→ Aim: Quote all of the data below exactly, please.

-.-.-

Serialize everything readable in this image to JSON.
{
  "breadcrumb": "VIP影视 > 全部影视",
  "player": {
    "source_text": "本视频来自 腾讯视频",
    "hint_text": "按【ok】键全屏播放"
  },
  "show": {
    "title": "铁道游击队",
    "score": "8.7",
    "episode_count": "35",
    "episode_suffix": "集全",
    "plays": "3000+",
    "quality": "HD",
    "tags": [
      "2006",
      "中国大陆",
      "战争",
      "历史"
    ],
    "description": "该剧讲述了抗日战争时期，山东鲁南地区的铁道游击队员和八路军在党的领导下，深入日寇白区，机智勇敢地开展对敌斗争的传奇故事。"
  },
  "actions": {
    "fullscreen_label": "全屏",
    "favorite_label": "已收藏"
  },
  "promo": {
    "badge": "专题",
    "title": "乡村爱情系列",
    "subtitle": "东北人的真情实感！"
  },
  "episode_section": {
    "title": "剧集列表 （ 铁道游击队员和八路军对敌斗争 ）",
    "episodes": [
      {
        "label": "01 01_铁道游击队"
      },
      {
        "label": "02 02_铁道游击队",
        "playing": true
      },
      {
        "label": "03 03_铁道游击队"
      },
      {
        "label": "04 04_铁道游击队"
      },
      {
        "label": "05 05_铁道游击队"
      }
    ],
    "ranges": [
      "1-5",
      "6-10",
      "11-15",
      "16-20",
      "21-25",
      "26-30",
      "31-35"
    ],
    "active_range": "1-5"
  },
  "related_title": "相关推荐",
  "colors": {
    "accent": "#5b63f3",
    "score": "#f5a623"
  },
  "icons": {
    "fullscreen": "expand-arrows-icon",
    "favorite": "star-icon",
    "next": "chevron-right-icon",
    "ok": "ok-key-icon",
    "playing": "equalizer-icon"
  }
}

-.-.-

→ Task solution:
Serialize everything readable in this image to JSON.
{
  "breadcrumb": "VIP影视 > 全部影视",
  "player": {
    "source_text": "本视频来自 腾讯视频",
    "hint_text": "按【ok】键全屏播放"
  },
  "show": {
    "title": "铁道游击队",
    "score": "8.7",
    "episode_count": "35",
    "episode_suffix": "集全",
    "plays": "3000+",
    "quality": "HD",
    "tags": [
      "2006",
      "中国大陆",
      "战争",
      "历史"
    ],
    "description": "该剧讲述了抗日战争时期，山东鲁南地区的铁道游击队员和八路军在党的领导下，深入日寇白区，机智勇敢地开展对敌斗争的传奇故事。"
  },
  "actions": {
    "fullscreen_label": "全屏",
    "favorite_label": "已收藏"
  },
  "promo": {
    "badge": "专题",
    "title": "乡村爱情系列",
    "subtitle": "东北人的真情实感！"
  },
  "episode_section": {
    "title": "剧集列表 （ 铁道游击队员和八路军对敌斗争 ）",
    "episodes": [
      {
        "label": "01 01_铁道游击队"
      },
      {
        "label": "02 02_铁道游击队",
        "playing": true
      },
      {
        "label": "03 03_铁道游击队"
      },
      {
        "label": "04 04_铁道游击队"
      },
      {
        "label": "05 05_铁道游击队"
      }
    ],
    "ranges": [
      "1-5",
      "6-10",
      "11-15",
      "16-20",
      "21-25",
      "26-30",
      "31-35"
    ],
    "active_range": "1-5"
  },
  "related_title": "相关推荐",
  "colors": {
    "accent": "#5b63f3",
    "score": "#f5a623"
  },
  "icons": {
    "fullscreen": "expand-arrows-icon",
    "favorite": "star-icon",
    "next": "chevron-right-icon",
    "ok": "ok-key-icon",
    "playing": "equalizer-icon"
  }
}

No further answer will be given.